* _REQUIREMENT_
From the entries below, extract every line that includes the word "name".

* _DATASET ROWS_
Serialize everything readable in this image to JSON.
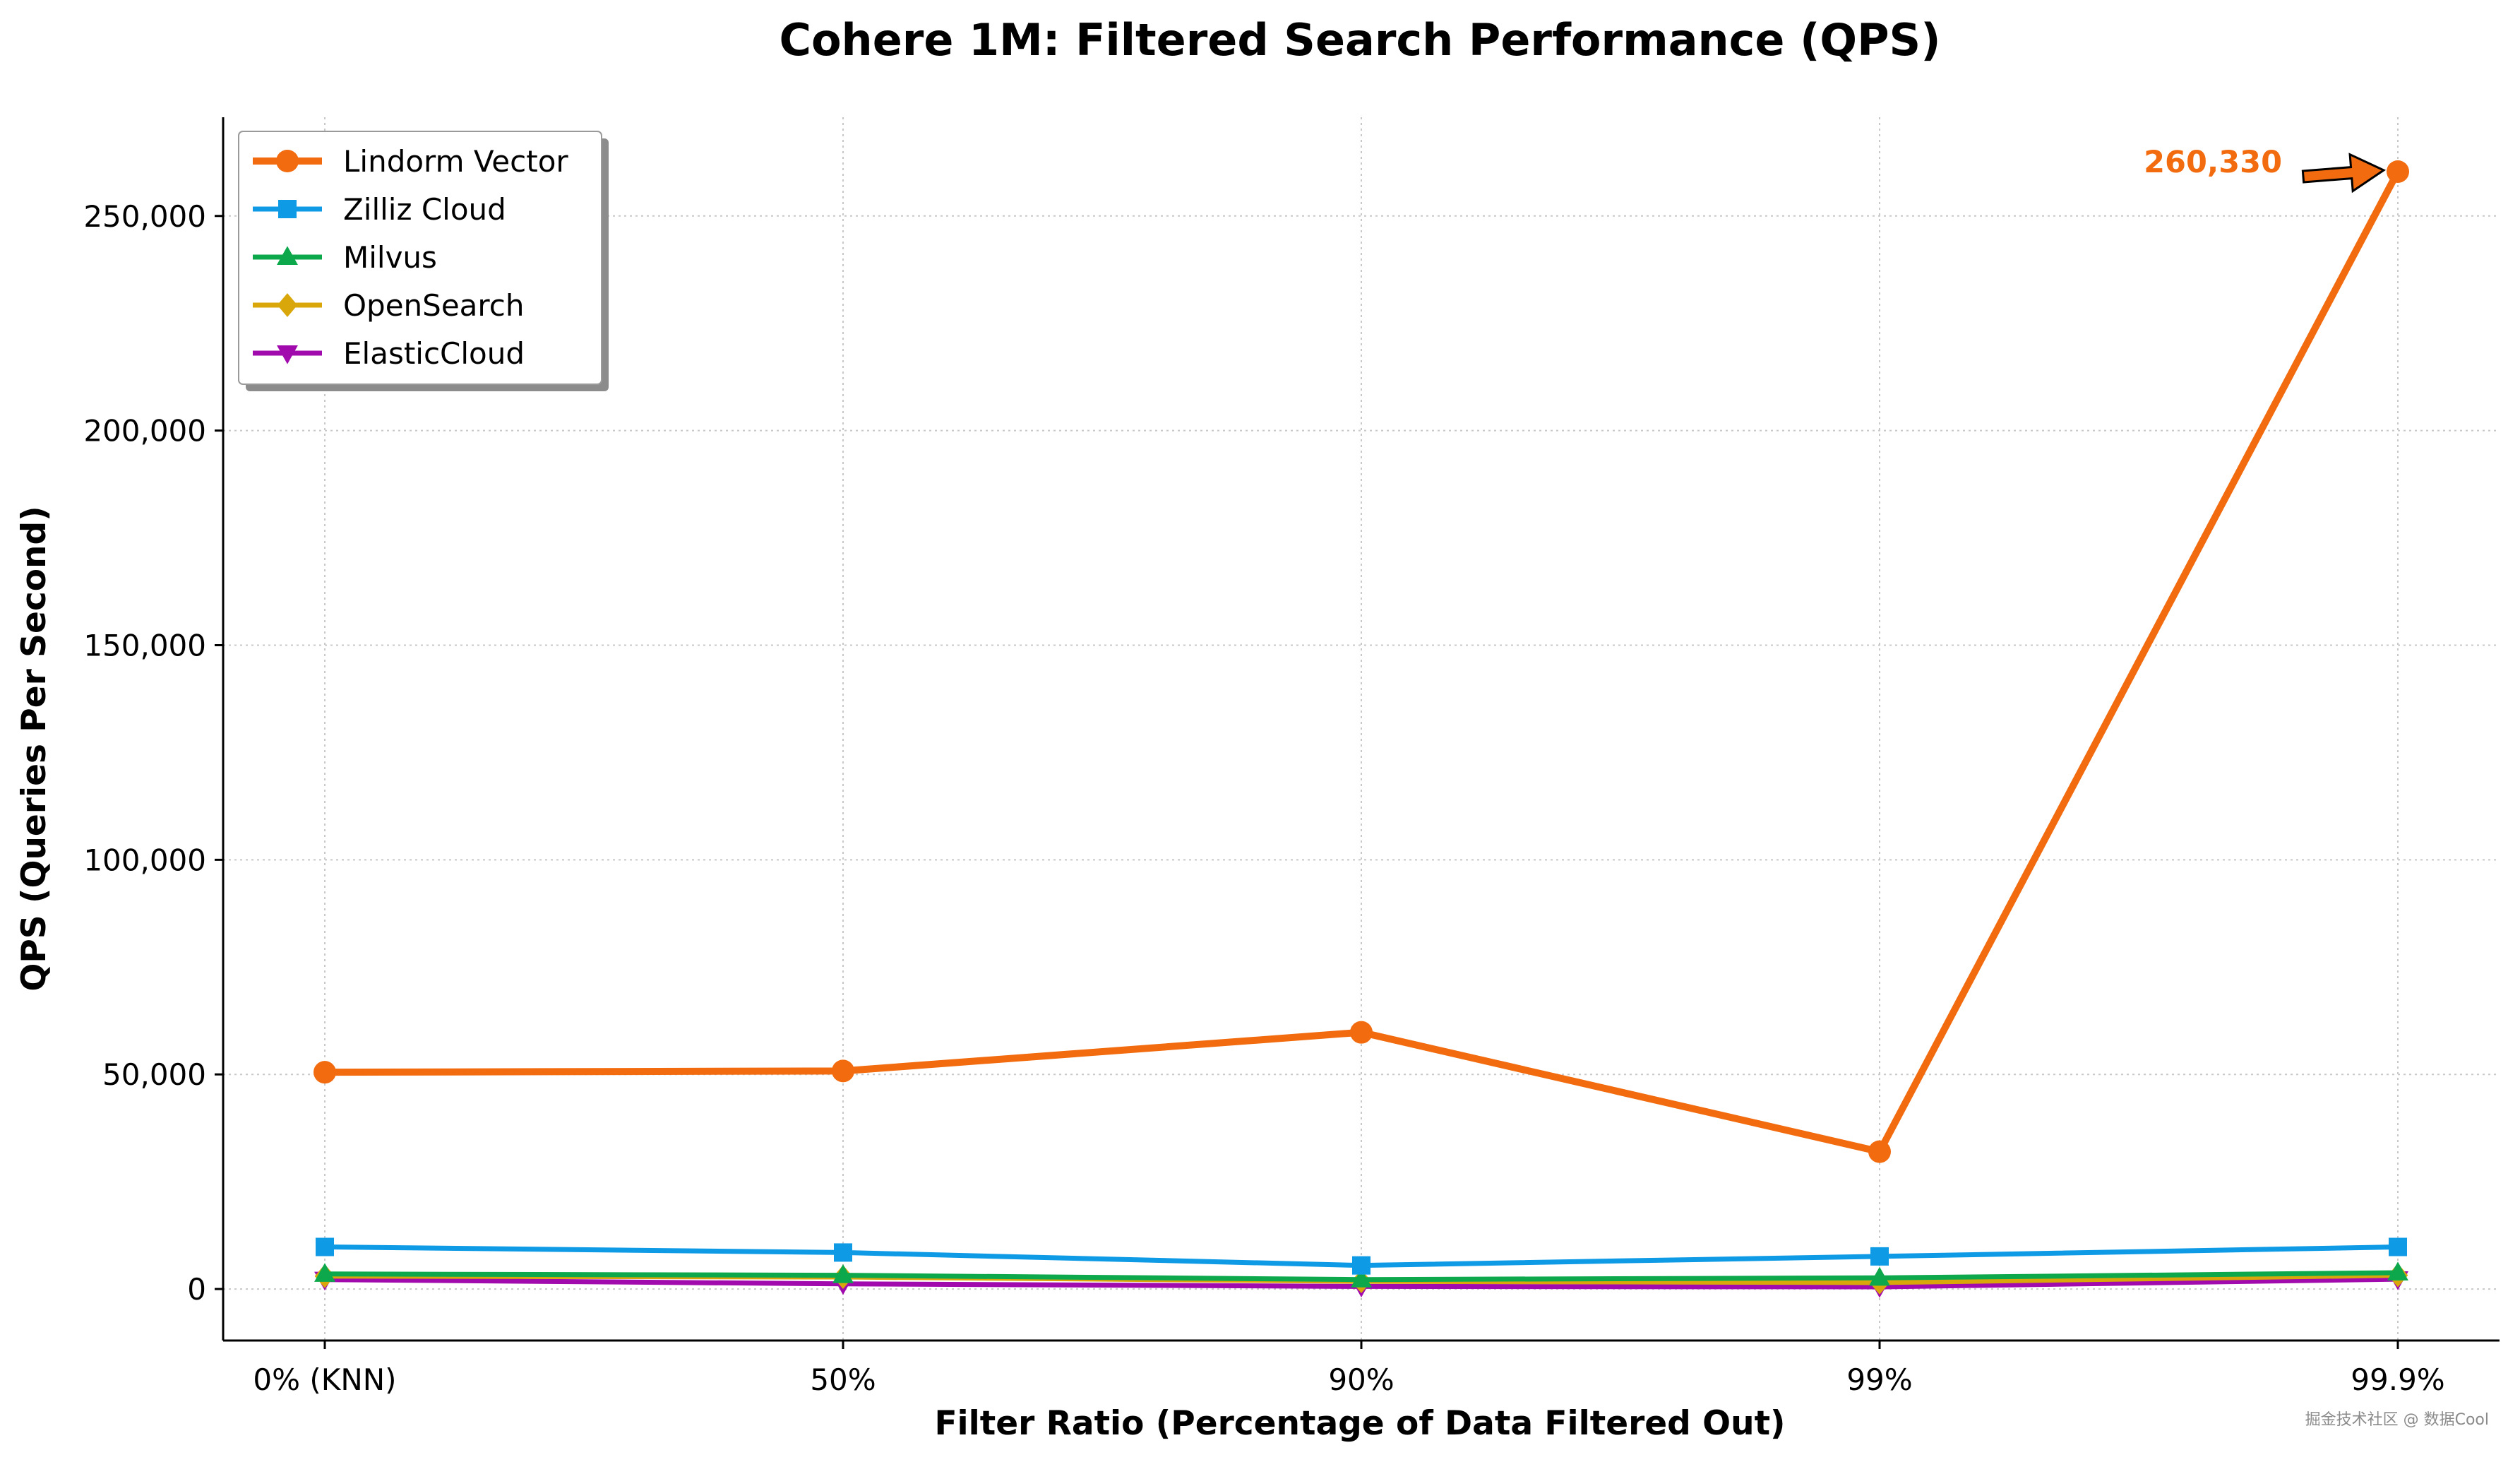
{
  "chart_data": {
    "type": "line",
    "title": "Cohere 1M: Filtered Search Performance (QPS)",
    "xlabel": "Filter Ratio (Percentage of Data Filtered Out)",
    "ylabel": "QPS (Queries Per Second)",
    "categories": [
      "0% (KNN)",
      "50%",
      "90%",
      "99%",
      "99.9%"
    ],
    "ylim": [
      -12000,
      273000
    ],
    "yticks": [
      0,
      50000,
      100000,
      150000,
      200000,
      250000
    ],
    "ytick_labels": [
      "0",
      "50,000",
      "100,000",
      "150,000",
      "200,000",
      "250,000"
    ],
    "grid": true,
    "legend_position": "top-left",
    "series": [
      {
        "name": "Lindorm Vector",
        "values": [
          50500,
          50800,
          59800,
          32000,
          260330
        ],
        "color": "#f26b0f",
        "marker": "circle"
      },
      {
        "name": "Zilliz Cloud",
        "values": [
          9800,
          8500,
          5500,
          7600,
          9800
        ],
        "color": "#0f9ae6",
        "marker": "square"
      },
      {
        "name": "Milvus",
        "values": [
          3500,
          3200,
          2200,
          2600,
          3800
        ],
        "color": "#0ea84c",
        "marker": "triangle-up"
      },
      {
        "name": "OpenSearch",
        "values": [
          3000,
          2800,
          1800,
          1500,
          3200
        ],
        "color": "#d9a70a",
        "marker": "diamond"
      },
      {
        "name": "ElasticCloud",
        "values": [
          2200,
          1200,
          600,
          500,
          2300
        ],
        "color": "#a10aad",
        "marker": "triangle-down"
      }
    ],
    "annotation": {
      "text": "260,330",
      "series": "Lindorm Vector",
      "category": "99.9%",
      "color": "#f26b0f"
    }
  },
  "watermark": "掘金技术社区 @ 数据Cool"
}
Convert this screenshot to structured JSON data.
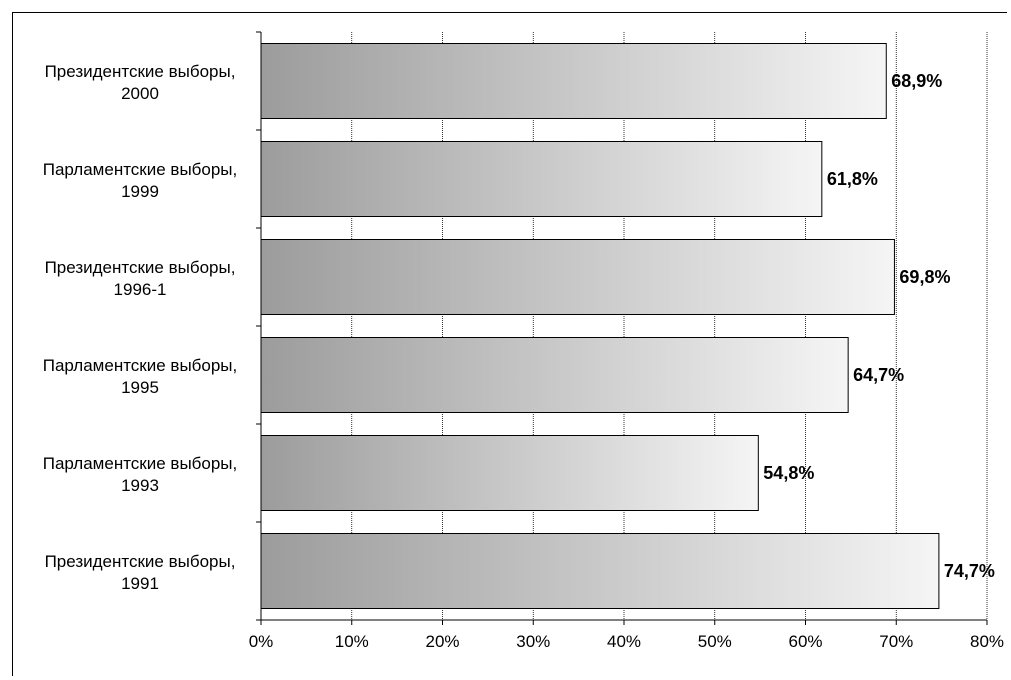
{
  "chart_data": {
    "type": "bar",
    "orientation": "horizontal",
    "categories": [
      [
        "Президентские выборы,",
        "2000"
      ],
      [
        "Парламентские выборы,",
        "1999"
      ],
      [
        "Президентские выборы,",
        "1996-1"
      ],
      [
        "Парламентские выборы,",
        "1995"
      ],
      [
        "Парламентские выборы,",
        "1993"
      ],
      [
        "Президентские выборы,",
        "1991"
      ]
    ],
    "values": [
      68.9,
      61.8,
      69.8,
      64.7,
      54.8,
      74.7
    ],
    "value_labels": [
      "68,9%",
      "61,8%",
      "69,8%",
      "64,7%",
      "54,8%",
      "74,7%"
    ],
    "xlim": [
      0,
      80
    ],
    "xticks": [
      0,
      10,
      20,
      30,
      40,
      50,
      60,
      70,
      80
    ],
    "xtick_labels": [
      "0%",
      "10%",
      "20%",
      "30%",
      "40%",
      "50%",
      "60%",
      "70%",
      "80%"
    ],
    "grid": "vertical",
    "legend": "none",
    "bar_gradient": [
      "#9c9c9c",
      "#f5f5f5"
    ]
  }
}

* _COMPLETED EXERCISE_
        "name": "Lindorm Vector",
        "name": "Zilliz Cloud",
        "name": "Milvus",
        "name": "OpenSearch",
        "name": "ElasticCloud",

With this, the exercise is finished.